(Data entries)
------------

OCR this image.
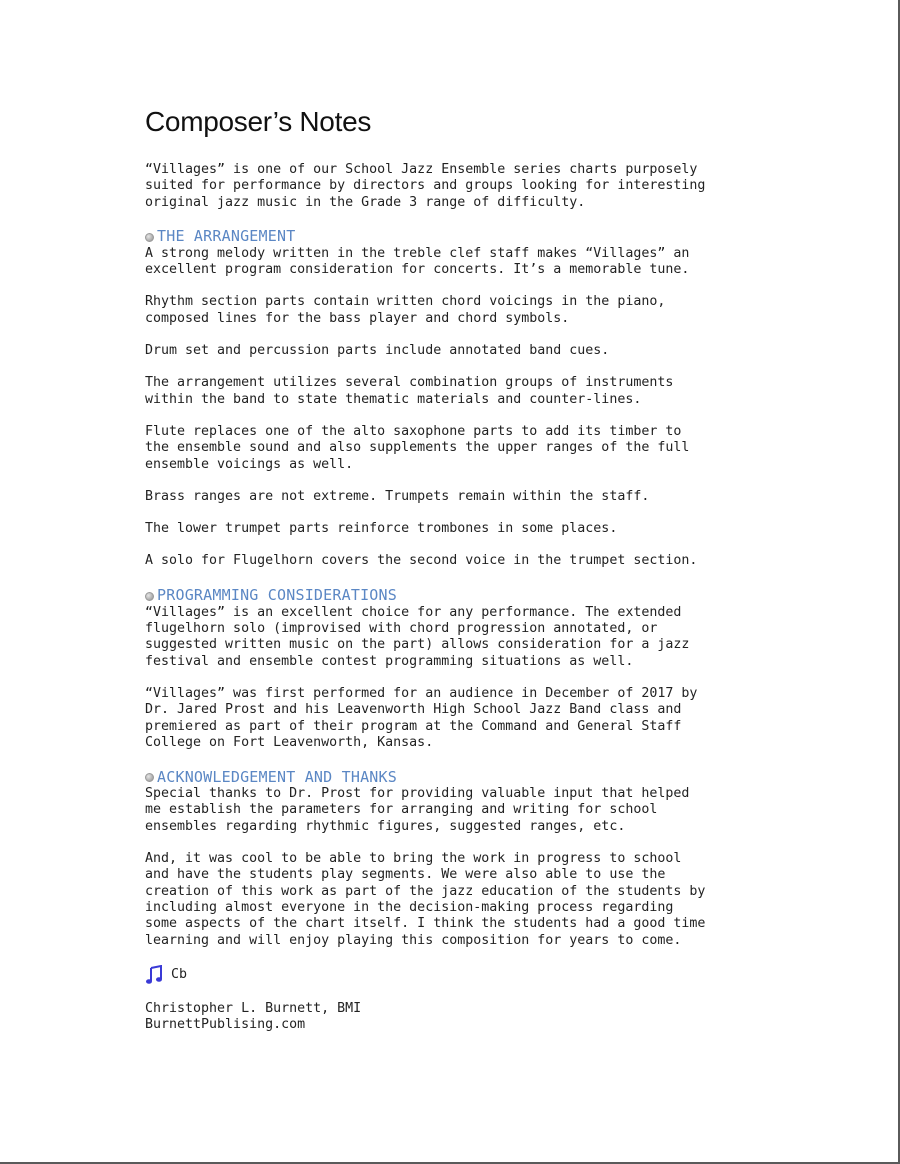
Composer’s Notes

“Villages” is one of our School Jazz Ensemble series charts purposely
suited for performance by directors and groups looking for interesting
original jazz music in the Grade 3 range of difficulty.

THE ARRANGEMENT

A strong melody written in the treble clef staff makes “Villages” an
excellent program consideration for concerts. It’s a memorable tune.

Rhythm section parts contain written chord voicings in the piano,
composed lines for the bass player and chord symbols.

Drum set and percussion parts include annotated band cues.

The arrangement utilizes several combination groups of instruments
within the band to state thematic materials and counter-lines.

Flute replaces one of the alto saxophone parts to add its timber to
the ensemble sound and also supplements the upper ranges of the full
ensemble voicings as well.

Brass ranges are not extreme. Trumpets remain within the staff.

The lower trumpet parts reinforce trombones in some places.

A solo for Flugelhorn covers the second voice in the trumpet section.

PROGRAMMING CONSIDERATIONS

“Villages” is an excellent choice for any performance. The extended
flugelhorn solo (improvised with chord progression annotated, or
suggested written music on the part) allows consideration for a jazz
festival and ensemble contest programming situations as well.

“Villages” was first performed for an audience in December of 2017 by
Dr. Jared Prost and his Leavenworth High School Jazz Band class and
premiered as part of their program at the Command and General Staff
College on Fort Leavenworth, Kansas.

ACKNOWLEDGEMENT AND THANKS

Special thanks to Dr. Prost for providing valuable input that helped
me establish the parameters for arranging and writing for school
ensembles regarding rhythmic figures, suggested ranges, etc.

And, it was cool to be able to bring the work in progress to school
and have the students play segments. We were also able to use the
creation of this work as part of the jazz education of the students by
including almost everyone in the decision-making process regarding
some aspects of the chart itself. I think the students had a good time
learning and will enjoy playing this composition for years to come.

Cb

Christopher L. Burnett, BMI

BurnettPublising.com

------------

- _Exercise_
Reproduce every entry word for word, but omit the pictures.

- _Exercise result_
OCR this image.
Composer’s Notes

“Villages” is one of our School Jazz Ensemble series charts purposely
suited for performance by directors and groups looking for interesting
original jazz music in the Grade 3 range of difficulty.

THE ARRANGEMENT

A strong melody written in the treble clef staff makes “Villages” an
excellent program consideration for concerts. It’s a memorable tune.

Rhythm section parts contain written chord voicings in the piano,
composed lines for the bass player and chord symbols.

Drum set and percussion parts include annotated band cues.

The arrangement utilizes several combination groups of instruments
within the band to state thematic materials and counter-lines.

Flute replaces one of the alto saxophone parts to add its timber to
the ensemble sound and also supplements the upper ranges of the full
ensemble voicings as well.

Brass ranges are not extreme. Trumpets remain within the staff.

The lower trumpet parts reinforce trombones in some places.

A solo for Flugelhorn covers the second voice in the trumpet section.

PROGRAMMING CONSIDERATIONS

“Villages” is an excellent choice for any performance. The extended
flugelhorn solo (improvised with chord progression annotated, or
suggested written music on the part) allows consideration for a jazz
festival and ensemble contest programming situations as well.

“Villages” was first performed for an audience in December of 2017 by
Dr. Jared Prost and his Leavenworth High School Jazz Band class and
premiered as part of their program at the Command and General Staff
College on Fort Leavenworth, Kansas.

ACKNOWLEDGEMENT AND THANKS

Special thanks to Dr. Prost for providing valuable input that helped
me establish the parameters for arranging and writing for school
ensembles regarding rhythmic figures, suggested ranges, etc.

And, it was cool to be able to bring the work in progress to school
and have the students play segments. We were also able to use the
creation of this work as part of the jazz education of the students by
including almost everyone in the decision-making process regarding
some aspects of the chart itself. I think the students had a good time
learning and will enjoy playing this composition for years to come.

Cb

Christopher L. Burnett, BMI

BurnettPublising.com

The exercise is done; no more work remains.